[REQUIRED WORK] In this exercise, reproduce all the entries that follow exactly.
|---|
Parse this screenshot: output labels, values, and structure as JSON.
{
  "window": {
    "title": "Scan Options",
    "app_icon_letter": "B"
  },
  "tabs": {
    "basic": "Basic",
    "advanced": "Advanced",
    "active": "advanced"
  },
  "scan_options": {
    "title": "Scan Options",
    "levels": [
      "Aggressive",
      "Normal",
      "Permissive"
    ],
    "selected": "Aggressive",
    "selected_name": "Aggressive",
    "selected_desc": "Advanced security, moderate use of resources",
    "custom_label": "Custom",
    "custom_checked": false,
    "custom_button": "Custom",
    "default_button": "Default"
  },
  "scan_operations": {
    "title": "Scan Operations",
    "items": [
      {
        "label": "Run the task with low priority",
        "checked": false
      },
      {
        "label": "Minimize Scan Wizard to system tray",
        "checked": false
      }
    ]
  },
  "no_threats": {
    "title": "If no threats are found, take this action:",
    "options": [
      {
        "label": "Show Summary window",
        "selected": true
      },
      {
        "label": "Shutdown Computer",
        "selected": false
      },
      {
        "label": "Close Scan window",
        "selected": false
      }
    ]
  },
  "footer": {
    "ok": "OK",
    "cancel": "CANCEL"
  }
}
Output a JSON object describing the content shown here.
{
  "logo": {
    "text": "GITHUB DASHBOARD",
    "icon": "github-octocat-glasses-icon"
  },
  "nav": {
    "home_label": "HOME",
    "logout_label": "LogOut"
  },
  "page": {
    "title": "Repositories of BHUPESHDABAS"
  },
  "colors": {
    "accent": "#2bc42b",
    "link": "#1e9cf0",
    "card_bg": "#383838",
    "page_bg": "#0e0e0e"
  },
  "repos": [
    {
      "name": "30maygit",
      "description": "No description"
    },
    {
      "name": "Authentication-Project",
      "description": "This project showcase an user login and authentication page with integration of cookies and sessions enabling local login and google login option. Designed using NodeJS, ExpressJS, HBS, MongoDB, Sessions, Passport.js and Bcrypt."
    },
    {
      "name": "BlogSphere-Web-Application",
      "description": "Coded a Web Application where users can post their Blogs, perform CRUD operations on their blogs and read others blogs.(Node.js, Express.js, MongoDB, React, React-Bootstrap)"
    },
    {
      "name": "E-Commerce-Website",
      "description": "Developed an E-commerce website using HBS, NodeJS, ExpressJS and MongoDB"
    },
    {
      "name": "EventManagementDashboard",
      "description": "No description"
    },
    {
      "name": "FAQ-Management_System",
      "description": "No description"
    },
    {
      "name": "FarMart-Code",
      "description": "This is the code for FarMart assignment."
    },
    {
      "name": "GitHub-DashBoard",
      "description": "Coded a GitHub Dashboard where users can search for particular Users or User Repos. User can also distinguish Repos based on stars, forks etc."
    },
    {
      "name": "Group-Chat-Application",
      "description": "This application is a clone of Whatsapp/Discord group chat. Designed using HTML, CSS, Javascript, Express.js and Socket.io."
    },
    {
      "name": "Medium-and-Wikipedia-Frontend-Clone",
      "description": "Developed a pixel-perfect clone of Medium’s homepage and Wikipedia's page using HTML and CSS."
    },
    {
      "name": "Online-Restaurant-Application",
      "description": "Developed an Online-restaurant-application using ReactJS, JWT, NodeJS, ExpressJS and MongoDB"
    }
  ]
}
|---|
[EXERCISE ANSWER]
Parse this screenshot: output labels, values, and structure as JSON.
{
  "window": {
    "title": "Scan Options",
    "app_icon_letter": "B"
  },
  "tabs": {
    "basic": "Basic",
    "advanced": "Advanced",
    "active": "advanced"
  },
  "scan_options": {
    "title": "Scan Options",
    "levels": [
      "Aggressive",
      "Normal",
      "Permissive"
    ],
    "selected": "Aggressive",
    "selected_name": "Aggressive",
    "selected_desc": "Advanced security, moderate use of resources",
    "custom_label": "Custom",
    "custom_checked": false,
    "custom_button": "Custom",
    "default_button": "Default"
  },
  "scan_operations": {
    "title": "Scan Operations",
    "items": [
      {
        "label": "Run the task with low priority",
        "checked": false
      },
      {
        "label": "Minimize Scan Wizard to system tray",
        "checked": false
      }
    ]
  },
  "no_threats": {
    "title": "If no threats are found, take this action:",
    "options": [
      {
        "label": "Show Summary window",
        "selected": true
      },
      {
        "label": "Shutdown Computer",
        "selected": false
      },
      {
        "label": "Close Scan window",
        "selected": false
      }
    ]
  },
  "footer": {
    "ok": "OK",
    "cancel": "CANCEL"
  }
}
Output a JSON object describing the content shown here.
{
  "logo": {
    "text": "GITHUB DASHBOARD",
    "icon": "github-octocat-glasses-icon"
  },
  "nav": {
    "home_label": "HOME",
    "logout_label": "LogOut"
  },
  "page": {
    "title": "Repositories of BHUPESHDABAS"
  },
  "colors": {
    "accent": "#2bc42b",
    "link": "#1e9cf0",
    "card_bg": "#383838",
    "page_bg": "#0e0e0e"
  },
  "repos": [
    {
      "name": "30maygit",
      "description": "No description"
    },
    {
      "name": "Authentication-Project",
      "description": "This project showcase an user login and authentication page with integration of cookies and sessions enabling local login and google login option. Designed using NodeJS, ExpressJS, HBS, MongoDB, Sessions, Passport.js and Bcrypt."
    },
    {
      "name": "BlogSphere-Web-Application",
      "description": "Coded a Web Application where users can post their Blogs, perform CRUD operations on their blogs and read others blogs.(Node.js, Express.js, MongoDB, React, React-Bootstrap)"
    },
    {
      "name": "E-Commerce-Website",
      "description": "Developed an E-commerce website using HBS, NodeJS, ExpressJS and MongoDB"
    },
    {
      "name": "EventManagementDashboard",
      "description": "No description"
    },
    {
      "name": "FAQ-Management_System",
      "description": "No description"
    },
    {
      "name": "FarMart-Code",
      "description": "This is the code for FarMart assignment."
    },
    {
      "name": "GitHub-DashBoard",
      "description": "Coded a GitHub Dashboard where users can search for particular Users or User Repos. User can also distinguish Repos based on stars, forks etc."
    },
    {
      "name": "Group-Chat-Application",
      "description": "This application is a clone of Whatsapp/Discord group chat. Designed using HTML, CSS, Javascript, Express.js and Socket.io."
    },
    {
      "name": "Medium-and-Wikipedia-Frontend-Clone",
      "description": "Developed a pixel-perfect clone of Medium’s homepage and Wikipedia's page using HTML and CSS."
    },
    {
      "name": "Online-Restaurant-Application",
      "description": "Developed an Online-restaurant-application using ReactJS, JWT, NodeJS, ExpressJS and MongoDB"
    }
  ]
}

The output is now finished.